■ **Dataset extract**
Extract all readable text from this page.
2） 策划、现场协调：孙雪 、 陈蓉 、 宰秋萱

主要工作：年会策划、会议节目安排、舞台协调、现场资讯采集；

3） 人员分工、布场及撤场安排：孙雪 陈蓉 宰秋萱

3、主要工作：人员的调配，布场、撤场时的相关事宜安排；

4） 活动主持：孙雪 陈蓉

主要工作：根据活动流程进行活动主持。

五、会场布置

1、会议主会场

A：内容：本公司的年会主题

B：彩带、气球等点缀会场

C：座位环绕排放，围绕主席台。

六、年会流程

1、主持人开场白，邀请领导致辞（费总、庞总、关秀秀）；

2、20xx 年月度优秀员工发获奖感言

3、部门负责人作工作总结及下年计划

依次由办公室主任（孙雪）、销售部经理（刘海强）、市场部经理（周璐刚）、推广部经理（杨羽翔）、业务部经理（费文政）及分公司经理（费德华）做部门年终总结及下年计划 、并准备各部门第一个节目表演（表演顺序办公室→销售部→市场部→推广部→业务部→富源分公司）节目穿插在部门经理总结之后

■ **Exercise description**
From the entries, copy out each line containing the word "主要工作".

■ **Exercise answer**
主要工作：年会策划、会议节目安排、舞台协调、现场资讯采集；
3、主要工作：人员的调配，布场、撤场时的相关事宜安排；
主要工作：根据活动流程进行活动主持。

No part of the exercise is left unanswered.